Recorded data
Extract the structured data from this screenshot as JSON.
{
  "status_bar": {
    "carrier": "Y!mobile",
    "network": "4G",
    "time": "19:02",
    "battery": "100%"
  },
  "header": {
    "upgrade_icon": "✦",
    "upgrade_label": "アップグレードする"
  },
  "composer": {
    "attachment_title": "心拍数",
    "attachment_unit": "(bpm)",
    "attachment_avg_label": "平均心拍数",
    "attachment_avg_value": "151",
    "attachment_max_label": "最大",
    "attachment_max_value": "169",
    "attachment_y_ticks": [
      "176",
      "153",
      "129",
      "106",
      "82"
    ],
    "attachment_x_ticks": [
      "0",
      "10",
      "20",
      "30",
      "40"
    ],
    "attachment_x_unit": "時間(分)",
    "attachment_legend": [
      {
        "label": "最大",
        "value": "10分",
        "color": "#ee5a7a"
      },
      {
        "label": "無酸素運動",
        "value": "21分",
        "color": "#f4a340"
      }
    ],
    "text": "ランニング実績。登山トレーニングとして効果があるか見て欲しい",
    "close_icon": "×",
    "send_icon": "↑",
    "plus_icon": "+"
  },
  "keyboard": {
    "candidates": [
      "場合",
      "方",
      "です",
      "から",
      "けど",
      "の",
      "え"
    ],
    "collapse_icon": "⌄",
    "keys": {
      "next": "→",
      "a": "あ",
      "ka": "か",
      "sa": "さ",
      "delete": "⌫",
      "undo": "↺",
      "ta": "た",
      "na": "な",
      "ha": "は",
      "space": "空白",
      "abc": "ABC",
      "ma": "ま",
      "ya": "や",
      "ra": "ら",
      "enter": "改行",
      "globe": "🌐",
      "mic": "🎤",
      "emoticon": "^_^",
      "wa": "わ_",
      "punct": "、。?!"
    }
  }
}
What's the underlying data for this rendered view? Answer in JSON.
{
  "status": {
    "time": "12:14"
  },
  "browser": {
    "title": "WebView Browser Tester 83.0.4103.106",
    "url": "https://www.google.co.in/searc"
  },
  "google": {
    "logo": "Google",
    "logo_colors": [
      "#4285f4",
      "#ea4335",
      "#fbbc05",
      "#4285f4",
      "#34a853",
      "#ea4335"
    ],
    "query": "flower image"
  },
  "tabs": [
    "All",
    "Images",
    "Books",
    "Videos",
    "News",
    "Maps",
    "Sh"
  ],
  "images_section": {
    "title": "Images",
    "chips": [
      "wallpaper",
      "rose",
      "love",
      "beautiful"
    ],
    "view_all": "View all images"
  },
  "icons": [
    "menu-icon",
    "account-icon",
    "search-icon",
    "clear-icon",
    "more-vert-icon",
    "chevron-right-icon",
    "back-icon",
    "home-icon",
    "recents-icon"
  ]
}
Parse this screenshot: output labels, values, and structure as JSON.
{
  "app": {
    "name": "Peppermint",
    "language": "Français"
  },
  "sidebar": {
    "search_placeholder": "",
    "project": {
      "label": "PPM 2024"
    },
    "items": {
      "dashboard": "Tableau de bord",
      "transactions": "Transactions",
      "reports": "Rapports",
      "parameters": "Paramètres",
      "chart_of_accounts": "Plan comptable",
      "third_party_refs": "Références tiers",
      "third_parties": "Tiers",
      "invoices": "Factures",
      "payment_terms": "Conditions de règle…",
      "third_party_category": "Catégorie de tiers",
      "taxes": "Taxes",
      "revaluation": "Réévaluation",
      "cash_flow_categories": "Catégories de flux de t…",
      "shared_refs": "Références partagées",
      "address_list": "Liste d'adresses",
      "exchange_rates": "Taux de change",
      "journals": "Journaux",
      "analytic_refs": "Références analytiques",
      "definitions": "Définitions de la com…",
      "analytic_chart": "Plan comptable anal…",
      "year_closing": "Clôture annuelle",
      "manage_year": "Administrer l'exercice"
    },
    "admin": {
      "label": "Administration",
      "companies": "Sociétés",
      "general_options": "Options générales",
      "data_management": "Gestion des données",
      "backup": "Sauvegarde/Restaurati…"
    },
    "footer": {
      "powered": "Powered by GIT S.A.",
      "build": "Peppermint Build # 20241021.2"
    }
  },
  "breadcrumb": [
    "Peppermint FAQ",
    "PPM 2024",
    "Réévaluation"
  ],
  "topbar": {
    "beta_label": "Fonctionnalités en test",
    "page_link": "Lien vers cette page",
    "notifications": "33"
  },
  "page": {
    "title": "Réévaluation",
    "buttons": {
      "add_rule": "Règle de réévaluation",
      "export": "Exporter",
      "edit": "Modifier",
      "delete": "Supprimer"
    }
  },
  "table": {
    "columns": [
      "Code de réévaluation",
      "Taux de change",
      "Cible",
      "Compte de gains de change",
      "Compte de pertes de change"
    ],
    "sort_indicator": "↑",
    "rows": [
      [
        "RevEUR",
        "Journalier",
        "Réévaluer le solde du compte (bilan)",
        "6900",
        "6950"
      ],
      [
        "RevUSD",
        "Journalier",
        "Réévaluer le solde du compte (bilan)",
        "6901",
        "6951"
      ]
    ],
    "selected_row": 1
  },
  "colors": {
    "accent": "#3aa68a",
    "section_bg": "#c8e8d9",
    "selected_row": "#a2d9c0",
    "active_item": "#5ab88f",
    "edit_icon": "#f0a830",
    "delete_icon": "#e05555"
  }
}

Work instructions: Go through the material and select each line with the string "this" in it.

Solution:
Extract the structured data from this screenshot as JSON.
What's the underlying data for this rendered view? Answer in JSON.
Parse this screenshot: output labels, values, and structure as JSON.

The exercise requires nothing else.